**What needs to be done**
From the listing below, pull out every line where the string "returned" appears.

**Provided entries**
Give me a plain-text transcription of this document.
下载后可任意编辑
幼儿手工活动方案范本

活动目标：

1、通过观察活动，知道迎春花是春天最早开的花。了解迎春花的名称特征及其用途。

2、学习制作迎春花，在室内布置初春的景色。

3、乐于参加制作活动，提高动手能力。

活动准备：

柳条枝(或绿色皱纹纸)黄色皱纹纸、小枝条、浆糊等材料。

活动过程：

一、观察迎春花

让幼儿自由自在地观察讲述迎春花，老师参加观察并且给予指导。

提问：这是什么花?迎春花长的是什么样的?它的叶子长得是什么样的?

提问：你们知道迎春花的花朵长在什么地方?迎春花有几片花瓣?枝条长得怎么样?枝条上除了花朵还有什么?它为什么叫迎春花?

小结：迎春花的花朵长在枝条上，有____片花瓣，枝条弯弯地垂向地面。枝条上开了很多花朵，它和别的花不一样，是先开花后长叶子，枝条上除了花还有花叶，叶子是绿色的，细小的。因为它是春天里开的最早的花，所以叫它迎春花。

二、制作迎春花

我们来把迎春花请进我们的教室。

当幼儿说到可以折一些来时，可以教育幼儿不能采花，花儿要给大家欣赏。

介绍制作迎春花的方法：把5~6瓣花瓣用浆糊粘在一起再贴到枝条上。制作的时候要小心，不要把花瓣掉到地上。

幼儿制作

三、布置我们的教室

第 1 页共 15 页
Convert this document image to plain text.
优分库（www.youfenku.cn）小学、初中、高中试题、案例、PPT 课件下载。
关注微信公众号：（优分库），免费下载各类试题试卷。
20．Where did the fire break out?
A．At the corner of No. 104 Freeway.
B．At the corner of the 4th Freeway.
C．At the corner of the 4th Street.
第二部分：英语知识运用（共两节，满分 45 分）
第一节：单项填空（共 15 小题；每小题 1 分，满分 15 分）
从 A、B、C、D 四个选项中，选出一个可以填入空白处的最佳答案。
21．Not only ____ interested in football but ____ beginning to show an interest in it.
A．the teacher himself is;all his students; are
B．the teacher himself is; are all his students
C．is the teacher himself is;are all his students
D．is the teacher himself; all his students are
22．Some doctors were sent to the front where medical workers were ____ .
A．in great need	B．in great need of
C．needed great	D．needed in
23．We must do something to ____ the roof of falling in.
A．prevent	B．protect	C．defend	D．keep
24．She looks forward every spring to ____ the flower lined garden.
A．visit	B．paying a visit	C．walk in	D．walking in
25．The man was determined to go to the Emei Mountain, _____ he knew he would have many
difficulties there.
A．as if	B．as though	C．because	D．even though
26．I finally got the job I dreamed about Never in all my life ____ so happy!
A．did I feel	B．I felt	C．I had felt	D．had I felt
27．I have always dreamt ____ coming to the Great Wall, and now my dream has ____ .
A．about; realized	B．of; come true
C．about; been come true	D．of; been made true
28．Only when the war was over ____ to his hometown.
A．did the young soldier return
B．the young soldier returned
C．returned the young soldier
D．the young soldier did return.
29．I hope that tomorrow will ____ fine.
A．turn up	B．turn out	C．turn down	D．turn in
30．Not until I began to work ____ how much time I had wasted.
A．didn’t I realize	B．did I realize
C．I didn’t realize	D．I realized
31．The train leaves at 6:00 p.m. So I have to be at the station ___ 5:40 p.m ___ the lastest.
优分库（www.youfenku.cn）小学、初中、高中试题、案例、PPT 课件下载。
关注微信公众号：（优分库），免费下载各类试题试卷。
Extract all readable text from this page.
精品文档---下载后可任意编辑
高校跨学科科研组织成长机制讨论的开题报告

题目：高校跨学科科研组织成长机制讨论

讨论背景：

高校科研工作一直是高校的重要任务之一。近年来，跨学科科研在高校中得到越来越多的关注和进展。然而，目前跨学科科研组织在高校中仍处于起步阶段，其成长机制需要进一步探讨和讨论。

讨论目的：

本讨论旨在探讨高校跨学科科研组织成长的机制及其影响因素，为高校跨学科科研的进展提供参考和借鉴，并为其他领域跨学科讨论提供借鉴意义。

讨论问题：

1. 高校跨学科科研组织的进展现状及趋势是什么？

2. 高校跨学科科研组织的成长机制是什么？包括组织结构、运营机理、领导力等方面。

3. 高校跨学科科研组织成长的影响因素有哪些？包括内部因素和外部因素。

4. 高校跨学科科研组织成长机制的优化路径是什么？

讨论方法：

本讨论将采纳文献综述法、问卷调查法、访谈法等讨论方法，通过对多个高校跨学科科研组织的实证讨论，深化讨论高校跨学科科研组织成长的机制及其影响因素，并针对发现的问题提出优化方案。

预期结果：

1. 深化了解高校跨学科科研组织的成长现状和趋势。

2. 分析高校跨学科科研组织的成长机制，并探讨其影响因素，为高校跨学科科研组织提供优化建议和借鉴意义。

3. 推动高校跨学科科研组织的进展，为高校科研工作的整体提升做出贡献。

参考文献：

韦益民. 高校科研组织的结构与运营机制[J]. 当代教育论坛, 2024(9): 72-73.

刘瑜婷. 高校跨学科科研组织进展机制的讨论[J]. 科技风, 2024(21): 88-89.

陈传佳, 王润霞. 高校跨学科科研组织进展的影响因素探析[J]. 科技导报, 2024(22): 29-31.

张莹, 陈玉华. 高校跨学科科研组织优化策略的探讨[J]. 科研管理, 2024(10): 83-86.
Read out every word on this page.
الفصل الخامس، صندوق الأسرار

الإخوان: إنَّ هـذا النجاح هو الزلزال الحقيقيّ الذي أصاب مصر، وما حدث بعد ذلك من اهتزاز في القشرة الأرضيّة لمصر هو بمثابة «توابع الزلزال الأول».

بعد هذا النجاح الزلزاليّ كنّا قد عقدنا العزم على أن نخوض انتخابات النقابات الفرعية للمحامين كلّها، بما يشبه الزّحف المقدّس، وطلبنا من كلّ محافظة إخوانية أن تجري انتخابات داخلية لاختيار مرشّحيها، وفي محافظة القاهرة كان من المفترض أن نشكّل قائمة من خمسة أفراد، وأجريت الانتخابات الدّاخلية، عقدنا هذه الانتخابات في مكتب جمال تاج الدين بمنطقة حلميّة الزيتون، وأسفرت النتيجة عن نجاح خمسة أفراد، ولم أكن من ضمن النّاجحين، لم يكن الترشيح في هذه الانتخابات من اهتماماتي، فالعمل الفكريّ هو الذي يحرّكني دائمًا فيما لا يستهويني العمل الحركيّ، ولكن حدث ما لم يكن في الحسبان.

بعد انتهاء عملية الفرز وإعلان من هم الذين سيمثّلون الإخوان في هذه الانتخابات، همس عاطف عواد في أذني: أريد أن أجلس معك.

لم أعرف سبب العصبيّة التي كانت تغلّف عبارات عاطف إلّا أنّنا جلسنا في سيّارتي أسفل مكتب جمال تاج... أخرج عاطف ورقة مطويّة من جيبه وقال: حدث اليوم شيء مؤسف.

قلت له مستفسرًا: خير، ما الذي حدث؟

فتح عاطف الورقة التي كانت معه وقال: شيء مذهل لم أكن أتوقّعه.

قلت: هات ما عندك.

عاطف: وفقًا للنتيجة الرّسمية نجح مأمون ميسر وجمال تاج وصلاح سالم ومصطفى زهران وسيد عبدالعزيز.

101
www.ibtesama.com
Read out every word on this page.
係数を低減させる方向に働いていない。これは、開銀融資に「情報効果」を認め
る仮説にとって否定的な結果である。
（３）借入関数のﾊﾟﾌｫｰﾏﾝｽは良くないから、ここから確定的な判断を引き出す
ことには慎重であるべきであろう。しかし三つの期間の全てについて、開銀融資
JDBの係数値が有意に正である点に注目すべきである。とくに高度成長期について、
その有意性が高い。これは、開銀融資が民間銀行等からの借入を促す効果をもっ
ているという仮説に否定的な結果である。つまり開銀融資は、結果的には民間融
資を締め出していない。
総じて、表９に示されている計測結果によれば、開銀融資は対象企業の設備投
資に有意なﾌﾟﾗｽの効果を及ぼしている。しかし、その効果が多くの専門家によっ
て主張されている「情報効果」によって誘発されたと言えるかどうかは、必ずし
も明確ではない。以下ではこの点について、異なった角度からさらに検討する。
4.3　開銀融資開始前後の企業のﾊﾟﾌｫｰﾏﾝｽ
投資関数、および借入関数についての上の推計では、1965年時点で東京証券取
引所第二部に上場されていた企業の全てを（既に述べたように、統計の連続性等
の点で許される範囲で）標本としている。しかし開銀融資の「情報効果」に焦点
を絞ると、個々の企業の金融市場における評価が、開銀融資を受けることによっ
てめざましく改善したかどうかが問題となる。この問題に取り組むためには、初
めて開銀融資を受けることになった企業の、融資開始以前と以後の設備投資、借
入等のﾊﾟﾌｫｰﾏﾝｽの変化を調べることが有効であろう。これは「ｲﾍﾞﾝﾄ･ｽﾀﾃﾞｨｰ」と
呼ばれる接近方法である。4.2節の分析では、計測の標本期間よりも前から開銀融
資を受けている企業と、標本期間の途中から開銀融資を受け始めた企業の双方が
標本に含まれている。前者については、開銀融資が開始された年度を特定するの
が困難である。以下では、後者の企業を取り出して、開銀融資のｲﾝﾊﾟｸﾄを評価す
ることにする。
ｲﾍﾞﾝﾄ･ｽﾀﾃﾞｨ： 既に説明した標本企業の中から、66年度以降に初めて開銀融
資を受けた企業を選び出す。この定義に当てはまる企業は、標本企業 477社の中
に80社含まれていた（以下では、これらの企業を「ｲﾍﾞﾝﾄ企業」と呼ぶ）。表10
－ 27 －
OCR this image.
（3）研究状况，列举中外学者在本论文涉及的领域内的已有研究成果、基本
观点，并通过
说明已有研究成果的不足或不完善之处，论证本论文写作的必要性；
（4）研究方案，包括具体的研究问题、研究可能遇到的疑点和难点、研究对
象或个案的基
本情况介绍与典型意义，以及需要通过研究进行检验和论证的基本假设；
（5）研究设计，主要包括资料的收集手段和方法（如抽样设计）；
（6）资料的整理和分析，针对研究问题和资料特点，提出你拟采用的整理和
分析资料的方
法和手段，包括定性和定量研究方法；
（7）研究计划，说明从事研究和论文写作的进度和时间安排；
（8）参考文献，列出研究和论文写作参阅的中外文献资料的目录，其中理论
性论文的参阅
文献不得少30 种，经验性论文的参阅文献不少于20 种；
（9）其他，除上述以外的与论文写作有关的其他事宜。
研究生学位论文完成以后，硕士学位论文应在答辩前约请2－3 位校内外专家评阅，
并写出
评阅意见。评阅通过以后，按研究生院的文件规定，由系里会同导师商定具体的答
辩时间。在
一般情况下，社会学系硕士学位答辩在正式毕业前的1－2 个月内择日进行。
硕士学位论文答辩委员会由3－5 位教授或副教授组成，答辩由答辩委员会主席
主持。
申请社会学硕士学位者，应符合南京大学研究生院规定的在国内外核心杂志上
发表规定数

**Written solution**
B．the young soldier returned
C．returned the young soldier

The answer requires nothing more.